▶ _Exercise objective_
Find how many lines of the listing include the string "Dollar", and report only that figure.

▶ _Excerpted data_
________________________

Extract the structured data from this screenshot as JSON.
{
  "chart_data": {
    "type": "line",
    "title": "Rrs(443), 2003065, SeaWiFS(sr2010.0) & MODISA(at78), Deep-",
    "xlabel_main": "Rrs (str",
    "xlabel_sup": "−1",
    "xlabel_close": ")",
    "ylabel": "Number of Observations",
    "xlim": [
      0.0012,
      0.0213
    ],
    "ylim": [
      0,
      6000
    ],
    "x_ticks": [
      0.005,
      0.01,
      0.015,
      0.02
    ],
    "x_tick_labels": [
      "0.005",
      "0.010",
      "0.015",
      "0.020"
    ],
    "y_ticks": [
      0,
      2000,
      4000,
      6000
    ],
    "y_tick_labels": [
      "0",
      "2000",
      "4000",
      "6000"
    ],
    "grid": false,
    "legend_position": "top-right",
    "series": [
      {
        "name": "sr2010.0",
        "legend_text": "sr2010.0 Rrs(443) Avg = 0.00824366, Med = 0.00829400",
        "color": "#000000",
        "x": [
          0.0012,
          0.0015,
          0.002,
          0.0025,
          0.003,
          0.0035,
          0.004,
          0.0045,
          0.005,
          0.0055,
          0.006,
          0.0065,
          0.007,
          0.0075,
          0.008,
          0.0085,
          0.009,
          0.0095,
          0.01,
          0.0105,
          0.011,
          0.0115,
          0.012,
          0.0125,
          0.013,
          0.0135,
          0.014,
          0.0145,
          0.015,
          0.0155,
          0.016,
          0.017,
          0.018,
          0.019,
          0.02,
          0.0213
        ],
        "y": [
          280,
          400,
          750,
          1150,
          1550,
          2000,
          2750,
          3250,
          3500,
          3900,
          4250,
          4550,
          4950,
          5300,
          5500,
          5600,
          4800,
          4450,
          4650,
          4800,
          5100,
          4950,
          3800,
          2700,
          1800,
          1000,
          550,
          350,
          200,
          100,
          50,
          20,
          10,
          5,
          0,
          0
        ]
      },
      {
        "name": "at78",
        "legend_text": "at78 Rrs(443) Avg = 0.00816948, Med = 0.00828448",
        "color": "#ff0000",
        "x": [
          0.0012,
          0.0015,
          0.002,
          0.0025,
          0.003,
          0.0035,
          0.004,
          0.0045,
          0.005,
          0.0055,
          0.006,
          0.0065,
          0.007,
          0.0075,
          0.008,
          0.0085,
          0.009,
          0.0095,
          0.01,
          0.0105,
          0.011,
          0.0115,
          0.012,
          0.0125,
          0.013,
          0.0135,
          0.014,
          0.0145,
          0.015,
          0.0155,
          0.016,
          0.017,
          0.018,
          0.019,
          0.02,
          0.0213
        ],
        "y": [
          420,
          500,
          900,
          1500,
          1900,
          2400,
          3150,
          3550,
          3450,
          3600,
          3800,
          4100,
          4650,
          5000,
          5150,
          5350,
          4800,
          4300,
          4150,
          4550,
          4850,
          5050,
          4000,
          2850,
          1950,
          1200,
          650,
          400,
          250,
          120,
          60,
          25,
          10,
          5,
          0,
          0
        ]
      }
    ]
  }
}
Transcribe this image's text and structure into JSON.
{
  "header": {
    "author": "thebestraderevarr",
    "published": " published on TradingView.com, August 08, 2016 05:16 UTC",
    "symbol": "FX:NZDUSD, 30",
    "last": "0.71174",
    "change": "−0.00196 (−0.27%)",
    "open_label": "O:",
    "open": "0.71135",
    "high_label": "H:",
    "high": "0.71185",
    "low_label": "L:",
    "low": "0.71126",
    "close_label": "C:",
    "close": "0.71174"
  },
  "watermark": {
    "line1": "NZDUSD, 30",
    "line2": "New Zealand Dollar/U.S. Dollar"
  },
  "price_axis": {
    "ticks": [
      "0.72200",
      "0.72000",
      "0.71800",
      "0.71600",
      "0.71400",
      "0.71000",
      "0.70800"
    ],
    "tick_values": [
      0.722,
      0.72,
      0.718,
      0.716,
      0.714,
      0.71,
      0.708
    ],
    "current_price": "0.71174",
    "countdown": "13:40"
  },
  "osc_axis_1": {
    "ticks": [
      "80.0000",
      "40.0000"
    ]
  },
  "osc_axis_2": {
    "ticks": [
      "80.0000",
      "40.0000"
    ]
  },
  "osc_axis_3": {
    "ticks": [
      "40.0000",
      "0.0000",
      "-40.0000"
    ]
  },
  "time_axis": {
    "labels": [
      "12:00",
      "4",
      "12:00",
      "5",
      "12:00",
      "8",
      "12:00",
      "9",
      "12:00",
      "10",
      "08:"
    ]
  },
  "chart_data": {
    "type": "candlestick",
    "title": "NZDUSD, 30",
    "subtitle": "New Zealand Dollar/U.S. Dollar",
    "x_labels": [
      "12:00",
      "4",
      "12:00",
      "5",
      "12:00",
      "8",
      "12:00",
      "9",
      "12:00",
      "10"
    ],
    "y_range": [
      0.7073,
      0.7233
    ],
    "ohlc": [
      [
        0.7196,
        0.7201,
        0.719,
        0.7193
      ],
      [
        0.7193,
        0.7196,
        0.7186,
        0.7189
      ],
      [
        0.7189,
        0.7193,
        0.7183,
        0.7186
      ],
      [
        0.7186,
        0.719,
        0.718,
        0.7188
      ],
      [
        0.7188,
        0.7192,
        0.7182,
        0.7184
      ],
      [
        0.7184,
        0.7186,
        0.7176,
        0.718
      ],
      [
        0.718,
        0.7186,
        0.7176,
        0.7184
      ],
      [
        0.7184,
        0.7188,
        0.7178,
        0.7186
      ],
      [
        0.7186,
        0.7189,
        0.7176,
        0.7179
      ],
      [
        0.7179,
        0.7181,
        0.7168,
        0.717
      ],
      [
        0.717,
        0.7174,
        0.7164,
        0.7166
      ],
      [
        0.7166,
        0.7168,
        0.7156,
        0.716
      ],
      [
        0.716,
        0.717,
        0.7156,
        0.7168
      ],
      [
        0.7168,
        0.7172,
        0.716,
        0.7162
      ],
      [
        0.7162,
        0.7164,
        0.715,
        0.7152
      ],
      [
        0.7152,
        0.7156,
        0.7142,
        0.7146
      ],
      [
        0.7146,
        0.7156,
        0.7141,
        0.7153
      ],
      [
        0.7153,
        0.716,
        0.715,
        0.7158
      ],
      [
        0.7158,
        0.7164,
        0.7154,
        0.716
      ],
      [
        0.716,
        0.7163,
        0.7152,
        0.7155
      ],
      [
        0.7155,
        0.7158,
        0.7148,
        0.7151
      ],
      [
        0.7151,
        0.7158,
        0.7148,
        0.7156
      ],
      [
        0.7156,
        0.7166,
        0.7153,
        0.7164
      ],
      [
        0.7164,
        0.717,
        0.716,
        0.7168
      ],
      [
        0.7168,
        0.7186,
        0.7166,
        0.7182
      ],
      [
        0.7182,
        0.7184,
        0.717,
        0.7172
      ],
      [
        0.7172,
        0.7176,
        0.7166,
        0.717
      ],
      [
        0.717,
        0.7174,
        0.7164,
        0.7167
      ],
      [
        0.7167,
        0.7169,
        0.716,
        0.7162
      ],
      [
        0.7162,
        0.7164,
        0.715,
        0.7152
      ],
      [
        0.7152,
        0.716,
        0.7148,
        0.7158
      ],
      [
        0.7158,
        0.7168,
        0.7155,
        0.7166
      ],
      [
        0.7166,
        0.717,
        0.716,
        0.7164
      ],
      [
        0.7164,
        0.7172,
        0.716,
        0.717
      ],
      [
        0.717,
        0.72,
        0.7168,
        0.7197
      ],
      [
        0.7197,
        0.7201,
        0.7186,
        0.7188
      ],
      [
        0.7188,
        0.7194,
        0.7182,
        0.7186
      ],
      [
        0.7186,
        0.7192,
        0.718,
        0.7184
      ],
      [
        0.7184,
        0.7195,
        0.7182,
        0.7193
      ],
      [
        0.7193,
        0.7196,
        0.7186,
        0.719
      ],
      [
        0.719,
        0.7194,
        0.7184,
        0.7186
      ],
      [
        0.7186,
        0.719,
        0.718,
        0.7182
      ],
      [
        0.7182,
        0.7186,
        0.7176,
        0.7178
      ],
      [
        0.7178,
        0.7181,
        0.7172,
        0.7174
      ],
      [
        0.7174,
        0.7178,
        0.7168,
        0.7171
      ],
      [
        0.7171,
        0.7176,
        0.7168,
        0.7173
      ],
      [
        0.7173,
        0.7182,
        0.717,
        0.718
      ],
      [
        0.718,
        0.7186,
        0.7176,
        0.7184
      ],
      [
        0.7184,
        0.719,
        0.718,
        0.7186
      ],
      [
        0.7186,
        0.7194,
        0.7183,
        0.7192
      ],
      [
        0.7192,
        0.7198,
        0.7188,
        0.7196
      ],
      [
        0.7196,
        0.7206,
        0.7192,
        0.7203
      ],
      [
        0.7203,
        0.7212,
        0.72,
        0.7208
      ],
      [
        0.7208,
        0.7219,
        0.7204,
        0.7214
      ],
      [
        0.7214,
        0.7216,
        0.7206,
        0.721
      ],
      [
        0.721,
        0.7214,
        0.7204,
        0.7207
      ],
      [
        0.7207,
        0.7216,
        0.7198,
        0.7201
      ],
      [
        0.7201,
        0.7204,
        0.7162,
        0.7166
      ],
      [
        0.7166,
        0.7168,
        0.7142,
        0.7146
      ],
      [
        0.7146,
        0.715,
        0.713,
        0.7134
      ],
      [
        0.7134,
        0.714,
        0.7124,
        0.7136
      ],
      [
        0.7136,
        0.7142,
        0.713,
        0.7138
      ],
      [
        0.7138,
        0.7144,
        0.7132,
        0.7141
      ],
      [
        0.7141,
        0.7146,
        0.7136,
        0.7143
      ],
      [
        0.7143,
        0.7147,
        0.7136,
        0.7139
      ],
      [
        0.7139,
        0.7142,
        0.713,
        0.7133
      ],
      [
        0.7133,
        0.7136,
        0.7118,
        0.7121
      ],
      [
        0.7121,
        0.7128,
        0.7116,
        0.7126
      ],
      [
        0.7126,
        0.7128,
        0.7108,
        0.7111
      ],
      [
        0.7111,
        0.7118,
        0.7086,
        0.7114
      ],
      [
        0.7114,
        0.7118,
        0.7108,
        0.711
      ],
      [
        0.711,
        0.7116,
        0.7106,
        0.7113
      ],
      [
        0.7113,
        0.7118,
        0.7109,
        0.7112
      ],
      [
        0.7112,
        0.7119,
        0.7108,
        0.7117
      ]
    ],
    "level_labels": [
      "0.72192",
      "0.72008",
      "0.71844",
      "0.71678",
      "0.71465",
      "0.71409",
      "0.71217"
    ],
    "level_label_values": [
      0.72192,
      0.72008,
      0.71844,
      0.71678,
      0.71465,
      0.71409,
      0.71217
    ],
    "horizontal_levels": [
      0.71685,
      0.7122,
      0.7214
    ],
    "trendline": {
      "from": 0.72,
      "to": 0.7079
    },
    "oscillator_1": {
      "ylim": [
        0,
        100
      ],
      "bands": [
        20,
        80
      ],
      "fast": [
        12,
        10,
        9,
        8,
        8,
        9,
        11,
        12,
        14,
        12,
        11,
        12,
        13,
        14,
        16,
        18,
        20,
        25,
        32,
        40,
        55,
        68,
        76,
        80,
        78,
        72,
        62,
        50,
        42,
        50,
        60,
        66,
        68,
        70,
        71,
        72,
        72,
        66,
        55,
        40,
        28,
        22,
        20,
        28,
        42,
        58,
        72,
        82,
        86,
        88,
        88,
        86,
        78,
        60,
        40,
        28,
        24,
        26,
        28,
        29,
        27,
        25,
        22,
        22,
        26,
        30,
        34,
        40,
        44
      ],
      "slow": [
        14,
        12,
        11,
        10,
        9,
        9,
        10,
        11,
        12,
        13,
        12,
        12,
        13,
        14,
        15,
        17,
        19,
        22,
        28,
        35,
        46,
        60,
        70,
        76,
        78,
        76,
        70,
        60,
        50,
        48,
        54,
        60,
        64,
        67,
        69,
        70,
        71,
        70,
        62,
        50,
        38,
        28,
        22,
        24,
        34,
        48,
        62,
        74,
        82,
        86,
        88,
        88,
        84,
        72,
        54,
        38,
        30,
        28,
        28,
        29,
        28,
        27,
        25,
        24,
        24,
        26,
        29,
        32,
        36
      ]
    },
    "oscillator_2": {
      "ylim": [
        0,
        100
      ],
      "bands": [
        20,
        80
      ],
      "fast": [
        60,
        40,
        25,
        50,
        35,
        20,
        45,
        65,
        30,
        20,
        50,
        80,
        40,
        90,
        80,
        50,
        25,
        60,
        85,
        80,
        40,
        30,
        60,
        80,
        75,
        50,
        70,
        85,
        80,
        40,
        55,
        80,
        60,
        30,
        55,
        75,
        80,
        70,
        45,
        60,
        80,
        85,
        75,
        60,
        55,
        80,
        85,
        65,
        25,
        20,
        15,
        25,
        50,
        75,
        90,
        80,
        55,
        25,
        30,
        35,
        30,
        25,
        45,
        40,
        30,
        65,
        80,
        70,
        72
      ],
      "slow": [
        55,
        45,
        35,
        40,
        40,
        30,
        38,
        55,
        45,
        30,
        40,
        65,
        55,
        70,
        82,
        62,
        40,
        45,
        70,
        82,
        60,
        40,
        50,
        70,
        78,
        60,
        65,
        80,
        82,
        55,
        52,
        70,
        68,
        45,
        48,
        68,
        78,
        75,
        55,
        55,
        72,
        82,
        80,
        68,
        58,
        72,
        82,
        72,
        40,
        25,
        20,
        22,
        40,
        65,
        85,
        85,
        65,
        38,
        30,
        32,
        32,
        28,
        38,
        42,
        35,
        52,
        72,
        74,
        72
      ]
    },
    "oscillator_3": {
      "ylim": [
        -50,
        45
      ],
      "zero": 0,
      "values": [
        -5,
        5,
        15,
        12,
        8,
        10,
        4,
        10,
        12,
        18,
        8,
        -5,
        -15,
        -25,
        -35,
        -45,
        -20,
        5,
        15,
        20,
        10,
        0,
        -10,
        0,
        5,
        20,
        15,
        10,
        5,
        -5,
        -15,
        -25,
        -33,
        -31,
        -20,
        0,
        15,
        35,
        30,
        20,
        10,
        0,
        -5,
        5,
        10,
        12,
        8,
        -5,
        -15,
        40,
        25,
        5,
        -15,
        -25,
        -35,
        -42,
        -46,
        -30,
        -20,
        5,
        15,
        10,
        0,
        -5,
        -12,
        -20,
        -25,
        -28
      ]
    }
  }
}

________________________

▶ _Full answer_
2